Please copy every line of the material below character for character, without changing, adding, or leaving out anything.
──────
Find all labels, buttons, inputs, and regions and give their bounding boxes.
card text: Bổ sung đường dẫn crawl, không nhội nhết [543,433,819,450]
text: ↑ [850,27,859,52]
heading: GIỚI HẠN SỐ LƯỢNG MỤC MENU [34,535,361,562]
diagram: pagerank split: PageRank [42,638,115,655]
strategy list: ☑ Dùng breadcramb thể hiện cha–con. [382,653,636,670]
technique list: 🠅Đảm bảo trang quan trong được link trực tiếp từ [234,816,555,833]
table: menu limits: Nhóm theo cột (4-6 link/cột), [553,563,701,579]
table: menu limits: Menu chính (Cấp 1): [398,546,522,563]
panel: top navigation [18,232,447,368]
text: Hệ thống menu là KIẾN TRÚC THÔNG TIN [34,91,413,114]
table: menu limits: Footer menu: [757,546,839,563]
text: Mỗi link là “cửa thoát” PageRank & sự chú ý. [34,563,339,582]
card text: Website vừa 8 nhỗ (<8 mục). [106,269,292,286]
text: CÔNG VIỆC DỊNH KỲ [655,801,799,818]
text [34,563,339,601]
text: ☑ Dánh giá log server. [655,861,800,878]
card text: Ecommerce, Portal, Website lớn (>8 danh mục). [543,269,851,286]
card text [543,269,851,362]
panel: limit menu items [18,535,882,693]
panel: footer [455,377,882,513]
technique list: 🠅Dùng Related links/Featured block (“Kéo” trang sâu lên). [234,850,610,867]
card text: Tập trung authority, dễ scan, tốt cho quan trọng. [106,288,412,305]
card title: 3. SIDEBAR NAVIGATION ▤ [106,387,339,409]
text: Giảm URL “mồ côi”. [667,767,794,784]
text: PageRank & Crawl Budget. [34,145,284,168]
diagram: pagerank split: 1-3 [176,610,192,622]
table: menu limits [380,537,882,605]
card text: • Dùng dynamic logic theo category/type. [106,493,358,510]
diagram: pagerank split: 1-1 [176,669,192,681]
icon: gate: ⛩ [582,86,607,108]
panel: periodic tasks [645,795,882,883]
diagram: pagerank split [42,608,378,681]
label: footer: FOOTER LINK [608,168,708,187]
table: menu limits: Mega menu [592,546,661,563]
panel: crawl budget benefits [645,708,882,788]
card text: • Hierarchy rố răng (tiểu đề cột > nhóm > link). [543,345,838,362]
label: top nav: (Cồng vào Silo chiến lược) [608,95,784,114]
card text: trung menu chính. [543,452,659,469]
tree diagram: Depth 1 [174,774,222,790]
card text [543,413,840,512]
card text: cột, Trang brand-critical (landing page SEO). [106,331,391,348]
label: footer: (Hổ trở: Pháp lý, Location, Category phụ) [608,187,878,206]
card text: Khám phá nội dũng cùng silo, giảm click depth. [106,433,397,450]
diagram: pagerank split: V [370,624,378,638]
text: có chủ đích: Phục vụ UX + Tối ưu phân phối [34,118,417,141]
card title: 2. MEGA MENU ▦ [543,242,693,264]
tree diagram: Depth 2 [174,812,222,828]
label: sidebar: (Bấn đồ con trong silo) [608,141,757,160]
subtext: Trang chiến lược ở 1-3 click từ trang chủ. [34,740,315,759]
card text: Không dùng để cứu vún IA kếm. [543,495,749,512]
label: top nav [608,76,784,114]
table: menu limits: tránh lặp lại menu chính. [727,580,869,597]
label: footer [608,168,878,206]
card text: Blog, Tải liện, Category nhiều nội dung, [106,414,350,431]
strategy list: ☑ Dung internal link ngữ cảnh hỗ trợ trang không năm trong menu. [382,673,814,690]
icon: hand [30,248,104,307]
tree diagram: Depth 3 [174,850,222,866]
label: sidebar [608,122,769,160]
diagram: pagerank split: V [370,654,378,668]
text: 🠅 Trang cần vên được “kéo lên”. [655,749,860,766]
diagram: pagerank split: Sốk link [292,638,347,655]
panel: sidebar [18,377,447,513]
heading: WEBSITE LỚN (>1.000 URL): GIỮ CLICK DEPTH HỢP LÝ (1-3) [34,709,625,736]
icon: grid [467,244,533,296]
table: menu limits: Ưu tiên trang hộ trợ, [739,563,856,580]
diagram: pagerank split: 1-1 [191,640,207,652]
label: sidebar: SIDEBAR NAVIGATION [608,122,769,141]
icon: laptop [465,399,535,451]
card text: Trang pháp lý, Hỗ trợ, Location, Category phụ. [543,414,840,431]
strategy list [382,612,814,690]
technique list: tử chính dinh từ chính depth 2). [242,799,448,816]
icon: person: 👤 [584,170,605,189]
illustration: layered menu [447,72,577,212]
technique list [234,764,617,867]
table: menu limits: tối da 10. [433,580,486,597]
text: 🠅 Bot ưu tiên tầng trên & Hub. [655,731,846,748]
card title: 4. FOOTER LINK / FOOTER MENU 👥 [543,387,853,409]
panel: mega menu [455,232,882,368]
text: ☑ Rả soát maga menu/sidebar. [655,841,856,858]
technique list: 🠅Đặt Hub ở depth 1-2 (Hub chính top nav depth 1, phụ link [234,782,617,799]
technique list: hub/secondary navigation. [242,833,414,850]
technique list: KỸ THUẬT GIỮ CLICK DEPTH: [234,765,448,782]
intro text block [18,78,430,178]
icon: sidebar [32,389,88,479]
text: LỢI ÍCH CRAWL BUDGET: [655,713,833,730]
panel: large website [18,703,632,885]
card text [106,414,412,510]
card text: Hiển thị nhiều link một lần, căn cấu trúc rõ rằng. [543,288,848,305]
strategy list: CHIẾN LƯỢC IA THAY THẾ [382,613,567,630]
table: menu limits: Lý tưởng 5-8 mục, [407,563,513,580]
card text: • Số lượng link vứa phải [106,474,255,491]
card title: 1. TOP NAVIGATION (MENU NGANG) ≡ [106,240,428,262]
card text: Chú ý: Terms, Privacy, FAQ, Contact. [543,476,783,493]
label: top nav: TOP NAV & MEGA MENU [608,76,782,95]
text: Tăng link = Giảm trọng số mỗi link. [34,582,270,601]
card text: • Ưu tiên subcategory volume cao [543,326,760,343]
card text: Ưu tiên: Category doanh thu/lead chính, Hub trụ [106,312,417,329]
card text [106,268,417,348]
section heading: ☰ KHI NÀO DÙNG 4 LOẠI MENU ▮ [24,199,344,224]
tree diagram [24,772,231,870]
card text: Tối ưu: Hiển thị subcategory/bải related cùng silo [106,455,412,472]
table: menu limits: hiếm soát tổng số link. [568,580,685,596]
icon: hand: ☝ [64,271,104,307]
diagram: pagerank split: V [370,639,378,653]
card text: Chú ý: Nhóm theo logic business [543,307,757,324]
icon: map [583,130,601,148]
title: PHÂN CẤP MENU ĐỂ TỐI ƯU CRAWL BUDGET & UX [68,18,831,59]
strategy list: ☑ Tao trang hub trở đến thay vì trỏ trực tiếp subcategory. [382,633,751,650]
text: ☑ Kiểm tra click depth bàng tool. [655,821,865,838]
──────
Answer to the problem:
Find all labels, buttons, inputs, and regions and give their bounding boxes.
card text: Bổ sung đường dẫn crawl, không nhội nhết [543,433,819,450]
text: ↑ [850,27,859,52]
heading: GIỚI HẠN SỐ LƯỢNG MỤC MENU [34,535,361,562]
diagram: pagerank split: PageRank [42,638,115,655]
strategy list: ☑ Dùng breadcramb thể hiện cha–con. [382,653,636,670]
technique list: 🠅Đảm bảo trang quan trong được link trực tiếp từ [234,816,555,833]
table: menu limits: Nhóm theo cột (4-6 link/cột), [553,563,701,579]
table: menu limits: Menu chính (Cấp 1): [398,546,522,563]
panel: top navigation [18,232,447,368]
text: Hệ thống menu là KIẾN TRÚC THÔNG TIN [34,91,413,114]
table: menu limits: Footer menu: [757,546,839,563]
text: Mỗi link là “cửa thoát” PageRank & sự chú ý. [34,563,339,582]
card text: Website vừa 8 nhỗ (<8 mục). [106,269,292,286]
text: CÔNG VIỆC DỊNH KỲ [655,801,799,818]
text [34,563,339,601]
text: ☑ Dánh giá log server. [655,861,800,878]
card text: Ecommerce, Portal, Website lớn (>8 danh mục). [543,269,851,286]
card text [543,269,851,362]
panel: limit menu items [18,535,882,693]
panel: footer [455,377,882,513]
technique list: 🠅Dùng Related links/Featured block (“Kéo” trang sâu lên). [234,850,610,867]
card text: Tập trung authority, dễ scan, tốt cho quan trọng. [106,288,412,305]
card title: 3. SIDEBAR NAVIGATION ▤ [106,387,339,409]
text: Giảm URL “mồ côi”. [667,767,794,784]
text: PageRank & Crawl Budget. [34,145,284,168]
diagram: pagerank split: 1-3 [176,610,192,622]
table: menu limits [380,537,882,605]
card text: • Dùng dynamic logic theo category/type. [106,493,358,510]
diagram: pagerank split: 1-1 [176,669,192,681]
icon: gate: ⛩ [582,86,607,108]
panel: periodic tasks [645,795,882,883]
diagram: pagerank split [42,608,378,681]
label: footer: FOOTER LINK [608,168,708,187]
table: menu limits: Mega menu [592,546,661,563]
panel: crawl budget benefits [645,708,882,788]
card text: • Hierarchy rố răng (tiểu đề cột > nhóm > link). [543,345,838,362]
label: top nav: (Cồng vào Silo chiến lược) [608,95,784,114]
card text: trung menu chính. [543,452,659,469]
tree diagram: Depth 1 [174,774,222,790]
card text [543,413,840,512]
card text: cột, Trang brand-critical (landing page SEO). [106,331,391,348]
label: footer: (Hổ trở: Pháp lý, Location, Category phụ) [608,187,878,206]
card text: Khám phá nội dũng cùng silo, giảm click depth. [106,433,397,450]
diagram: pagerank split: V [370,624,378,638]
text: có chủ đích: Phục vụ UX + Tối ưu phân phối [34,118,417,141]
card title: 2. MEGA MENU ▦ [543,242,693,264]
tree diagram: Depth 2 [174,812,222,828]
label: sidebar: (Bấn đồ con trong silo) [608,141,757,160]
subtext: Trang chiến lược ở 1-3 click từ trang chủ. [34,740,315,759]
card text: Không dùng để cứu vún IA kếm. [543,495,749,512]
label: top nav [608,76,784,114]
table: menu limits: tránh lặp lại menu chính. [727,580,869,597]
label: footer [608,168,878,206]
card text: Blog, Tải liện, Category nhiều nội dung, [106,414,350,431]
strategy list: ☑ Dung internal link ngữ cảnh hỗ trợ trang không năm trong menu. [382,673,814,690]
icon: hand [30,248,104,307]
tree diagram: Depth 3 [174,850,222,866]
label: sidebar [608,122,769,160]
diagram: pagerank split: V [370,654,378,668]
text: 🠅 Trang cần vên được “kéo lên”. [655,749,860,766]
diagram: pagerank split: Sốk link [292,638,347,655]
panel: sidebar [18,377,447,513]
heading: WEBSITE LỚN (>1.000 URL): GIỮ CLICK DEPTH HỢP LÝ (1-3) [34,709,625,736]
icon: grid [467,244,533,296]
table: menu limits: Ưu tiên trang hộ trợ, [739,563,856,580]
diagram: pagerank split: 1-1 [191,640,207,652]
label: sidebar: SIDEBAR NAVIGATION [608,122,769,141]
icon: laptop [465,399,535,451]
card text: Trang pháp lý, Hỗ trợ, Location, Category phụ. [543,414,840,431]
strategy list [382,612,814,690]
technique list: tử chính dinh từ chính depth 2). [242,799,448,816]
icon: person: 👤 [584,170,605,189]
illustration: layered menu [447,72,577,212]
technique list [234,764,617,867]
table: menu limits: tối da 10. [433,580,486,597]
text: 🠅 Bot ưu tiên tầng trên & Hub. [655,731,846,748]
card title: 4. FOOTER LINK / FOOTER MENU 👥 [543,387,853,409]
panel: mega menu [455,232,882,368]
text: ☑ Rả soát maga menu/sidebar. [655,841,856,858]
technique list: 🠅Đặt Hub ở depth 1-2 (Hub chính top nav depth 1, phụ link [234,782,617,799]
technique list: hub/secondary navigation. [242,833,414,850]
technique list: KỸ THUẬT GIỮ CLICK DEPTH: [234,765,448,782]
intro text block [18,78,430,178]
icon: sidebar [32,389,88,479]
text: LỢI ÍCH CRAWL BUDGET: [655,713,833,730]
panel: large website [18,703,632,885]
card text [106,414,412,510]
card text: Hiển thị nhiều link một lần, căn cấu trúc rõ rằng. [543,288,848,305]
strategy list: CHIẾN LƯỢC IA THAY THẾ [382,613,567,630]
table: menu limits: Lý tưởng 5-8 mục, [407,563,513,580]
card text: • Số lượng link vứa phải [106,474,255,491]
card title: 1. TOP NAVIGATION (MENU NGANG) ≡ [106,240,428,262]
card text: Chú ý: Terms, Privacy, FAQ, Contact. [543,476,783,493]
label: top nav: TOP NAV & MEGA MENU [608,76,782,95]
text: Tăng link = Giảm trọng số mỗi link. [34,582,270,601]
card text: • Ưu tiên subcategory volume cao [543,326,760,343]
card text: Ưu tiên: Category doanh thu/lead chính, Hub trụ [106,312,417,329]
card text [106,268,417,348]
section heading: ☰ KHI NÀO DÙNG 4 LOẠI MENU ▮ [24,199,344,224]
tree diagram [24,772,231,870]
card text: Tối ưu: Hiển thị subcategory/bải related cùng silo [106,455,412,472]
table: menu limits: hiếm soát tổng số link. [568,580,685,596]
icon: hand: ☝ [64,271,104,307]
diagram: pagerank split: V [370,639,378,653]
card text: Chú ý: Nhóm theo logic business [543,307,757,324]
icon: map [583,130,601,148]
title: PHÂN CẤP MENU ĐỂ TỐI ƯU CRAWL BUDGET & UX [68,18,831,59]
strategy list: ☑ Tao trang hub trở đến thay vì trỏ trực tiếp subcategory. [382,633,751,650]
text: ☑ Kiểm tra click depth bàng tool. [655,821,865,838]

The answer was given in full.